* Stated task *
In the records below, find each line containing the word "function" and copy it.

* Task material *
-------------------------

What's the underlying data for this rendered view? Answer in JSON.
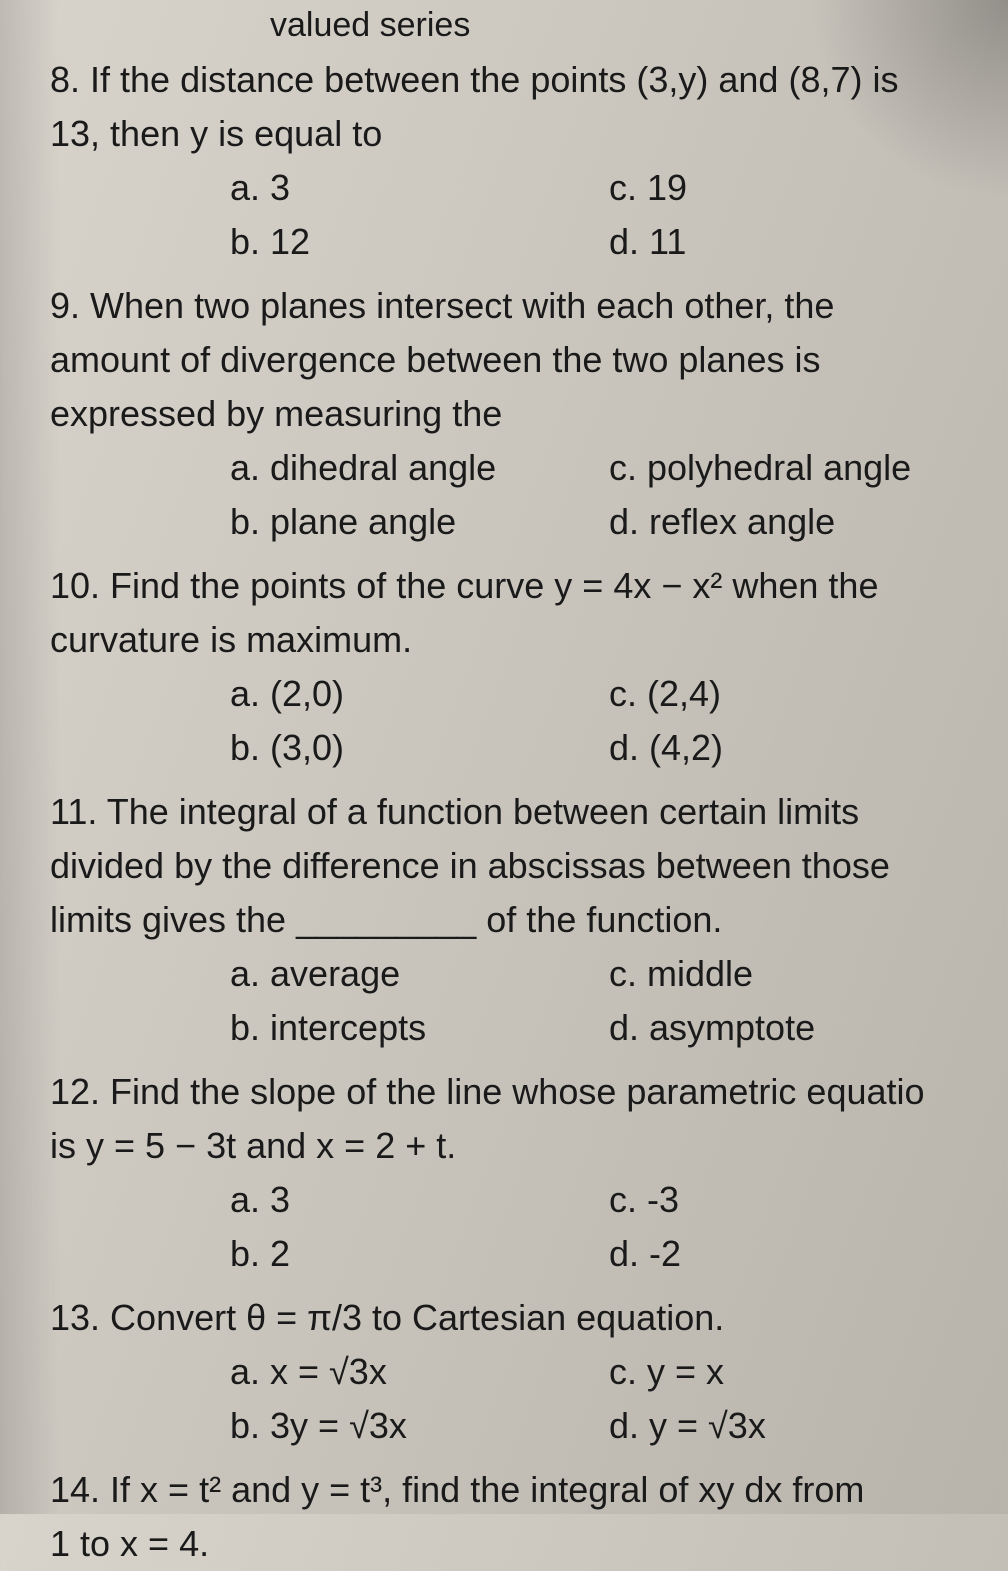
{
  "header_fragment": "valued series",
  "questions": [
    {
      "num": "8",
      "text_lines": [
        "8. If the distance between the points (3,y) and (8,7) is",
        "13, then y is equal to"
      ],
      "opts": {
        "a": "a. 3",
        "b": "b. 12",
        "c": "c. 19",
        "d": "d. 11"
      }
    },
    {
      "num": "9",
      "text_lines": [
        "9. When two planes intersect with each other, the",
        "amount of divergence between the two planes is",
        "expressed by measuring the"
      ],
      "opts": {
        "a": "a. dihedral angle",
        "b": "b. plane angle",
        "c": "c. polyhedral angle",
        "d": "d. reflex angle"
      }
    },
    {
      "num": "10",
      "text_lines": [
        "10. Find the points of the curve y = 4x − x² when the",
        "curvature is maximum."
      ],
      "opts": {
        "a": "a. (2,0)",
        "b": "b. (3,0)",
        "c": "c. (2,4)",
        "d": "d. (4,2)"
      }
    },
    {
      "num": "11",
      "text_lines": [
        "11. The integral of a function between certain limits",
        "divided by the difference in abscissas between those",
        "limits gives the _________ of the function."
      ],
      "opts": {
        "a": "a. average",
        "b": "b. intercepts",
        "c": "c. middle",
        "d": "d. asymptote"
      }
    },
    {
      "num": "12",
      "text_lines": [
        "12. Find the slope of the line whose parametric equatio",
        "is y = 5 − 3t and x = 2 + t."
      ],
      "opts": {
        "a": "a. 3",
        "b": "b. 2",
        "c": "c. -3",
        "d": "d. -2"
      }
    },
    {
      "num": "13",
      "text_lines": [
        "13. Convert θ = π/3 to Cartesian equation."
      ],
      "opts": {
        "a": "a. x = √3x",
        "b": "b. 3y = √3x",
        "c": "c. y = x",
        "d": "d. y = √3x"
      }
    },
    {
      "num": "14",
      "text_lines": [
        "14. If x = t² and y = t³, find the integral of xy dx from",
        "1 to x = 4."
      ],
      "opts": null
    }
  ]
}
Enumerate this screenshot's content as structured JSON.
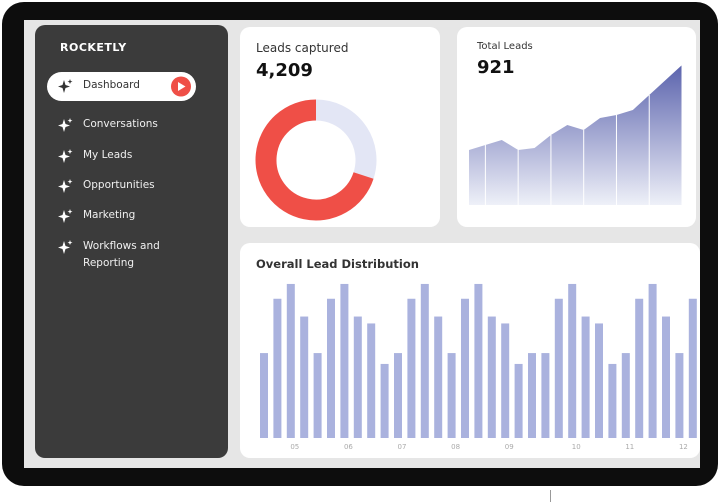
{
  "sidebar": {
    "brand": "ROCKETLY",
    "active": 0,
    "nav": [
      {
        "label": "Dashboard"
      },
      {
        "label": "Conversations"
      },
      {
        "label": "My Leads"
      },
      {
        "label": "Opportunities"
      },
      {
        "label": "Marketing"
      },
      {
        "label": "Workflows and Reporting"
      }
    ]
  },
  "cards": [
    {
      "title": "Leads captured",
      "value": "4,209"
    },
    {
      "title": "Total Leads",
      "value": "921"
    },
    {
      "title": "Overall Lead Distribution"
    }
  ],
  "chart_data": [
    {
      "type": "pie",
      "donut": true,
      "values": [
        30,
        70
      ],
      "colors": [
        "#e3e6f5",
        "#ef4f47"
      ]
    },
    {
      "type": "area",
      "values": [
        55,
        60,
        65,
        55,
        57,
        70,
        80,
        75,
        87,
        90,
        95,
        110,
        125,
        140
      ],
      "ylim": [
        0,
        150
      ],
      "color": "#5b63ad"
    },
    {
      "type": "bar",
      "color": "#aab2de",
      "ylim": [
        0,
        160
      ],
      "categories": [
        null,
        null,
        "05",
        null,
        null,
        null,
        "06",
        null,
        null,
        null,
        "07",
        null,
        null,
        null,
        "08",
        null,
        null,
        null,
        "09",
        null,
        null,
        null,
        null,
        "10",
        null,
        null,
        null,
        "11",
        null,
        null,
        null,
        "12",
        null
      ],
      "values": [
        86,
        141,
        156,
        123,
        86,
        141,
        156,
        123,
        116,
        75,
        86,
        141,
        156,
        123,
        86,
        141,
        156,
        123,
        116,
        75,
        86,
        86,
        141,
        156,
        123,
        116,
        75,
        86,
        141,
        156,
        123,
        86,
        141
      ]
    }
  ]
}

-------------------------

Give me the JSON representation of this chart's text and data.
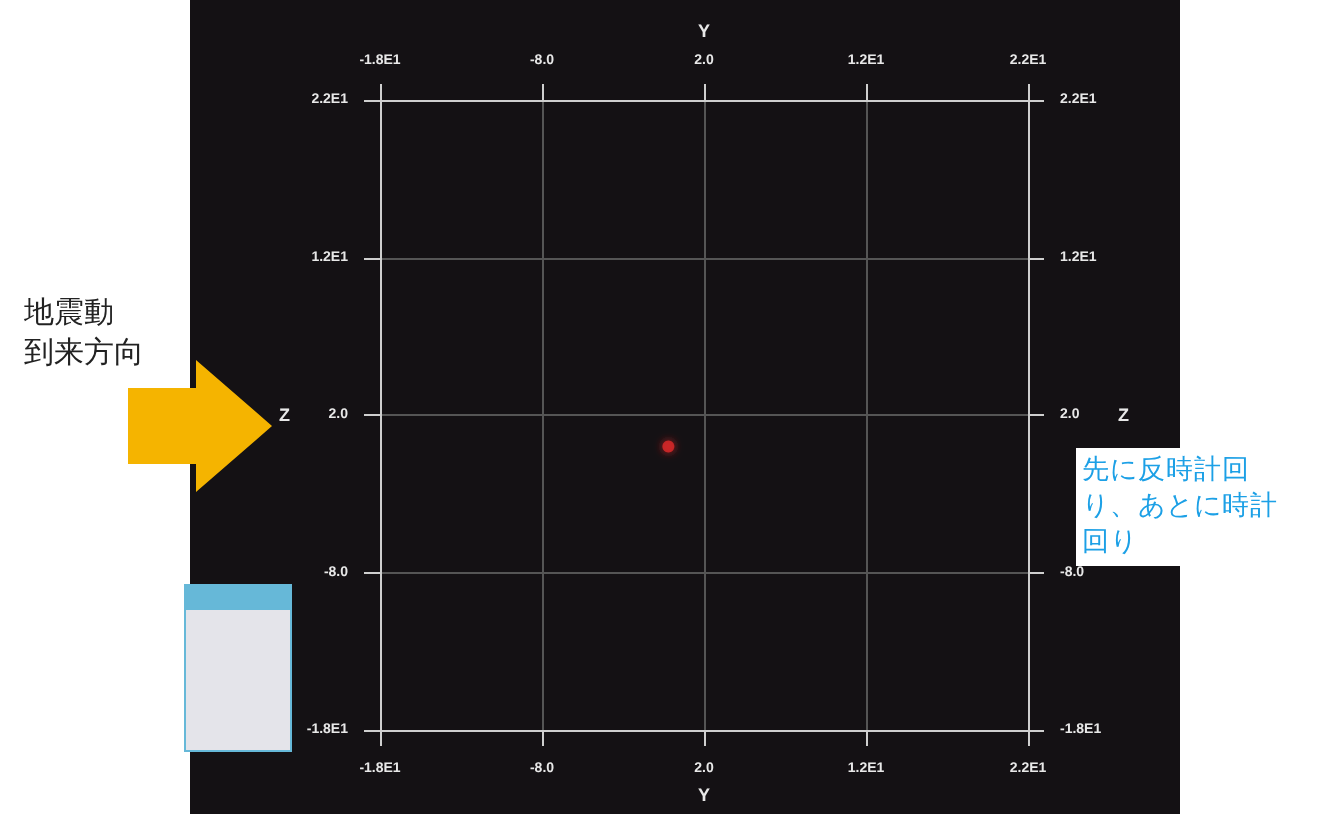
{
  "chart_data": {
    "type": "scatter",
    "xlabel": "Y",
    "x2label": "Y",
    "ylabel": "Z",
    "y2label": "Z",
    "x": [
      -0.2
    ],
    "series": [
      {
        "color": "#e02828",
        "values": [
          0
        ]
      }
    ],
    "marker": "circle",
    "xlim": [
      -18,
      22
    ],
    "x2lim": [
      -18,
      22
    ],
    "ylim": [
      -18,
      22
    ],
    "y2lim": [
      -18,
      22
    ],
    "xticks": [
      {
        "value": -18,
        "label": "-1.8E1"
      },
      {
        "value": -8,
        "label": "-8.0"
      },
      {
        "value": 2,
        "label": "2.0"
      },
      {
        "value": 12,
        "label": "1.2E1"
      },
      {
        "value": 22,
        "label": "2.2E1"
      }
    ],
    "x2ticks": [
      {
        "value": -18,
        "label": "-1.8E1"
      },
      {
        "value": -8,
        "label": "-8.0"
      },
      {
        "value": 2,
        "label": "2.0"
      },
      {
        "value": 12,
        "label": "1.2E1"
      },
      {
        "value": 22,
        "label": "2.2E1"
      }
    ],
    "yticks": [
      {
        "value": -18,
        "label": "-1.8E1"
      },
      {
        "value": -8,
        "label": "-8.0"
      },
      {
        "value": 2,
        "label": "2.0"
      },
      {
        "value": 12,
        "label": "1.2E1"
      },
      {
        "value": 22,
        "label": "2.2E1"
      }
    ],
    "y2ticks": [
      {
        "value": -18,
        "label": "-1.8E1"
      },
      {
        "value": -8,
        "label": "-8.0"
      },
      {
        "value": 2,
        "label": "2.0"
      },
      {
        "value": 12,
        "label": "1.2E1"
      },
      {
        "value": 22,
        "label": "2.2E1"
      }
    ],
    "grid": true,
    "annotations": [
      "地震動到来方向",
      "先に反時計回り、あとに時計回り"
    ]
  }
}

-------------------------

* Response for this exercise *
        "11. The integral of a function between certain limits",
        "limits gives the _________ of the function."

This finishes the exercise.